Extract all lines from the data beneath that include the word "погашении".

┌─ DATASET EXTRACT

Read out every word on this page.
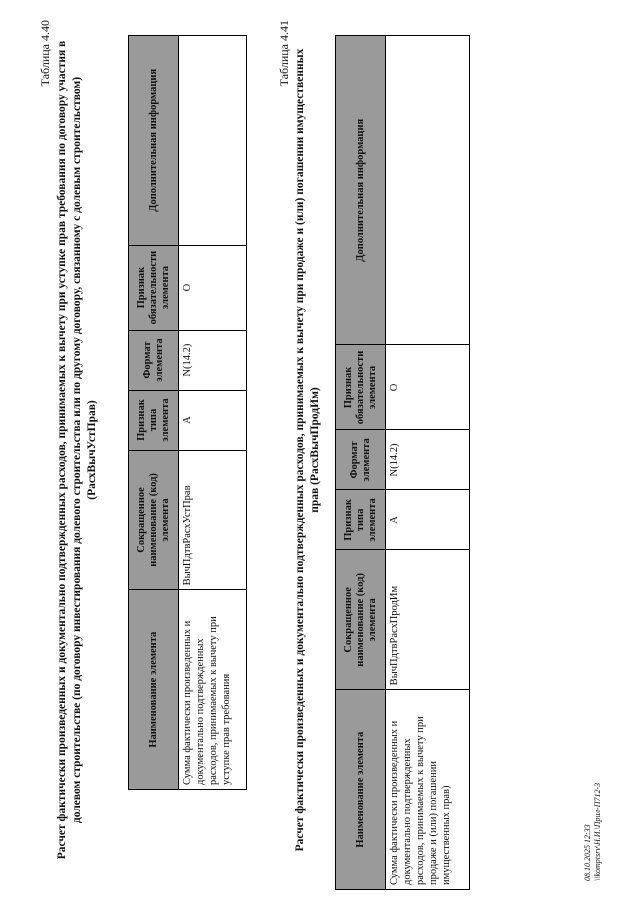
Таблица 4.40 Расчет фактически произведенных и документально подтвержденных расходов, принимаемых к вычету при уступке прав требования по договору участия в долевом строительстве (по договору инвестирования долевого строительства или по другому договору, связанному с долевым строительством) (РасхВычУстПрав)
Наименование элемента	Сокращенное наименование (код) элемента	Признак типа элемента	Формат элемента	Признак обязательности элемента	Дополнительная информация
Сумма фактически произведенных и документально подтвержденных расходов, принимаемых к вычету при уступке прав требования	ВычПдтвРасхУстПрав	А	N(14.2)	О	
Таблица 4.41 Расчет фактически произведенных и документально подтвержденных расходов, принимаемых к вычету при продаже и (или) погашении имущественных прав (РасхВычПродИм)
Наименование элемента	Сокращенное наименование (код) элемента	Признак типа элемента	Формат элемента	Признак обязательности элемента	Дополнительная информация
Сумма фактически произведенных и документально подтвержденных расходов, принимаемых к вычету при продаже и (или) погашении имущественных прав)	ВычПдтвРасхПродИм	А	N(14.2)	О	
08.10.2025 12:33 \\komptsrv\Н.И.\Прил-П712-3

└─

◆ TASK RESPONSE:
Таблица 4.41 Расчет фактически произведенных и документально подтвержденных расходов, принимаемых к вычету при продаже и (или) погашении имущественных прав (РасхВычПродИм)
Сумма фактически произведенных и документально подтвержденных расходов, принимаемых к вычету при продаже и (или) погашении имущественных прав)	ВычПдтвРасхПродИм	А	N(14.2)	О	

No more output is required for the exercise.